***** 掲載文

作家 群ようこ インタビュー(1)
群ようこ氏プロフィール
1954年東京都生まれ。日本大学芸術学部文芸学科卒。大学卒業後、いくつかの転職を経て本の雑誌社に入社。在職中に『午前零時の玄米パン』を刊行。作家として独立後、多くのエッセイ集、『無印良女』にはじまる無印シリーズ小説、評伝、などを次々に刊行。人気女性エッセイストとしての地位を築く。
山下 群さんのエッセイには日芸のことがよく出てきますね。デビュー作『午前零時の玄米パン』の冒頭エッセイは日芸ネタですよね。当時好きだった男の子にマフラー編んだっていう・・・
群 あれも若気の至りで今考えると全然いい男じゃないのよねー。私もおばさんだから向こうもおっさんよね、もう。でも最初は後光がさして見えたのよ。ぱーっと。そのあと、もの書きの仕事しはじめて、あるパーティーで尾崎豊さんに会ったときも後光がさしてた。すごかったですよ、わたしこんな後光見たことなかった。そうそう、マフラーの人はみんなで「コヨーテ」って呼んでて写真学科でした。なぜかまわりのみんなが私の恋の過程を全部知ってて、ありがたいことに成功させる会とかいうのも作ってくれて。私は授業さぼってひたすらマフラー編んでました。意気込んでマフラーあげたのに、「コヨーテ」はたんたんと普通に受け取ってたわ。

**********
***** 記録の抜粋

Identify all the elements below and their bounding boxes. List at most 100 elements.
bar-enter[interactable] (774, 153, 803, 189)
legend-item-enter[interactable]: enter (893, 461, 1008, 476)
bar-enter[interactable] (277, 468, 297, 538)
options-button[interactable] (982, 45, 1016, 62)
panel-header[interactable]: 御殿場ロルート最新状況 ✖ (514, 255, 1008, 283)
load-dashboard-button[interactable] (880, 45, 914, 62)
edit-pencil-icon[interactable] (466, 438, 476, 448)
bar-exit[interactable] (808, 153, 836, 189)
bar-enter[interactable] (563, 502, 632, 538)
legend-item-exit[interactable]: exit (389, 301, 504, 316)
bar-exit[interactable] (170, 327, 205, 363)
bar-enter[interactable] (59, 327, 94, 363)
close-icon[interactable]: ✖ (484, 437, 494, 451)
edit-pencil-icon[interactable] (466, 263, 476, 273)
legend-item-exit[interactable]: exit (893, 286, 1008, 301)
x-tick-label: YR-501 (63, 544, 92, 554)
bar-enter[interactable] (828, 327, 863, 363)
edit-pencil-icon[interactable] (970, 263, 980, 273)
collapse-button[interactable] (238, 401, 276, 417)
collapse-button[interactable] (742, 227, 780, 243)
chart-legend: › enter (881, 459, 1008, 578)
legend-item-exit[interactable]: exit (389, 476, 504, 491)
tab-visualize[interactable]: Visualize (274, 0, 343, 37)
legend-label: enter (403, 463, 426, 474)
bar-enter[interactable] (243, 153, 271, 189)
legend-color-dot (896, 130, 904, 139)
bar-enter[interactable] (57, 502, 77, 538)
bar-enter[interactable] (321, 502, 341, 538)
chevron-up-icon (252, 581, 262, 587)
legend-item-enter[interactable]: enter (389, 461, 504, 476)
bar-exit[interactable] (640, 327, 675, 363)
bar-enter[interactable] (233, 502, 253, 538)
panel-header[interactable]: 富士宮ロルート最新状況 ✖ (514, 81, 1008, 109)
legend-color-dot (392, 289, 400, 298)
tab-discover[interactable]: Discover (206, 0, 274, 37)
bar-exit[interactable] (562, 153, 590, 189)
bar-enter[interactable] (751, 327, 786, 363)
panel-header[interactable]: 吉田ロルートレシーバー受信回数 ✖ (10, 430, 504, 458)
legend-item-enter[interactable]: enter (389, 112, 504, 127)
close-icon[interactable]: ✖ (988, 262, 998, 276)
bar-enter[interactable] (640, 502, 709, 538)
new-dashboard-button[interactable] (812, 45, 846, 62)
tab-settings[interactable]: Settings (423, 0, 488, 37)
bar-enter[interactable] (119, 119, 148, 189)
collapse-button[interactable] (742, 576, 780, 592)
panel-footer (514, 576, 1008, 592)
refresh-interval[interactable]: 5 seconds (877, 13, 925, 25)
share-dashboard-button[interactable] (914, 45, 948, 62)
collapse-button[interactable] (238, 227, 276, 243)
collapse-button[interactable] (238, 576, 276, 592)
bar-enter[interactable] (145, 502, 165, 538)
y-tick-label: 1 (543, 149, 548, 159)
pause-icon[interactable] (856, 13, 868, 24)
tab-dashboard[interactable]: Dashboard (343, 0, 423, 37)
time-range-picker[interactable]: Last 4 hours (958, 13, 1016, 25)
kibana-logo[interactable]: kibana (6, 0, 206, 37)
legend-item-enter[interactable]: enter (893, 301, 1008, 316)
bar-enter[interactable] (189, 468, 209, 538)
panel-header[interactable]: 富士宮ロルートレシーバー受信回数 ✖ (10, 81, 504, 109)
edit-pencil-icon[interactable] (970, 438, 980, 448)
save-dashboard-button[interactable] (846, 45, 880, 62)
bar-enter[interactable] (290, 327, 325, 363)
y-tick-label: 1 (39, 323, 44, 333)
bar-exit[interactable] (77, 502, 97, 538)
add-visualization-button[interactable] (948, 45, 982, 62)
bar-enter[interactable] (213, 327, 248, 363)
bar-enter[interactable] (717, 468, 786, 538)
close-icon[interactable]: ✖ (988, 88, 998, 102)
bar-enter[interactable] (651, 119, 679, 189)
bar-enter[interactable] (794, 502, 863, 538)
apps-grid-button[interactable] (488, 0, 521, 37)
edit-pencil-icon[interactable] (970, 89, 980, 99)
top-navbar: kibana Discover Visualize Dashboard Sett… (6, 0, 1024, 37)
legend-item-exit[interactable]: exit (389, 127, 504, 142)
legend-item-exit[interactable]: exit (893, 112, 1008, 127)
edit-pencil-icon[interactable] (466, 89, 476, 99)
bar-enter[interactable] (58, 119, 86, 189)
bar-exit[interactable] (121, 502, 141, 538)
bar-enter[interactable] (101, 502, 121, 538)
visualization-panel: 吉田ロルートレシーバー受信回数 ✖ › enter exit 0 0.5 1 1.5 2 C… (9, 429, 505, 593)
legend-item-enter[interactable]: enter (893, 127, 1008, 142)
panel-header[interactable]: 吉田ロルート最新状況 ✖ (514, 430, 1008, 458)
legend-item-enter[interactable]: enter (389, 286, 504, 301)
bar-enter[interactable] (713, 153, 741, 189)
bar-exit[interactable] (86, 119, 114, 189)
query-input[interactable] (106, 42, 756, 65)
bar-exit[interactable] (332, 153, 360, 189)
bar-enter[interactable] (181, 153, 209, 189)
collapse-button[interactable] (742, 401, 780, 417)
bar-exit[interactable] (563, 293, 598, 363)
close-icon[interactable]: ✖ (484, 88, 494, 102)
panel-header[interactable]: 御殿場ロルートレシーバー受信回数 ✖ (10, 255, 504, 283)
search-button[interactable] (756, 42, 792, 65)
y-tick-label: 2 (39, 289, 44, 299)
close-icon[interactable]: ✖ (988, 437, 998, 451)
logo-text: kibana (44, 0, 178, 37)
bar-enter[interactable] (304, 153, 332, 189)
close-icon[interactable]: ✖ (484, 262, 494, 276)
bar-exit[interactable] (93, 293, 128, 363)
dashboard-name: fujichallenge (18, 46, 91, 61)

**********

取り組む課題:
群ようこのインタビューのうち、「作家 群ようこ インタビュー(1)」から「たんと普通に受け取ってたわ。」までを、一字も変えずにもう一度記してください。

課題の結果:
作家 群ようこ インタビュー(1)
群ようこ氏プロフィール
1954年東京都生まれ。日本大学芸術学部文芸学科卒。大学卒業後、いくつかの転職を経て本の雑誌社に入社。在職中に『午前零時の玄米パン』を刊行。作家として独立後、多くのエッセイ集、『無印良女』にはじまる無印シリーズ小説、評伝、などを次々に刊行。人気女性エッセイストとしての地位を築く。
山下 群さんのエッセイには日芸のことがよく出てきますね。デビュー作『午前零時の玄米パン』の冒頭エッセイは日芸ネタですよね。当時好きだった男の子にマフラー編んだっていう・・・
群 あれも若気の至りで今考えると全然いい男じゃないのよねー。私もおばさんだから向こうもおっさんよね、もう。でも最初は後光がさして見えたのよ。ぱーっと。そのあと、もの書きの仕事しはじめて、あるパーティーで尾崎豊さんに会ったときも後光がさしてた。すごかったですよ、わたしこんな後光見たことなかった。そうそう、マフラーの人はみんなで「コヨーテ」って呼んでて写真学科でした。なぜかまわりのみんなが私の恋の過程を全部知ってて、ありがたいことに成功させる会とかいうのも作ってくれて。私は授業さぼってひたすらマフラー編んでました。意気込んでマフラーあげたのに、「コヨーテ」はたんたんと普通に受け取ってたわ。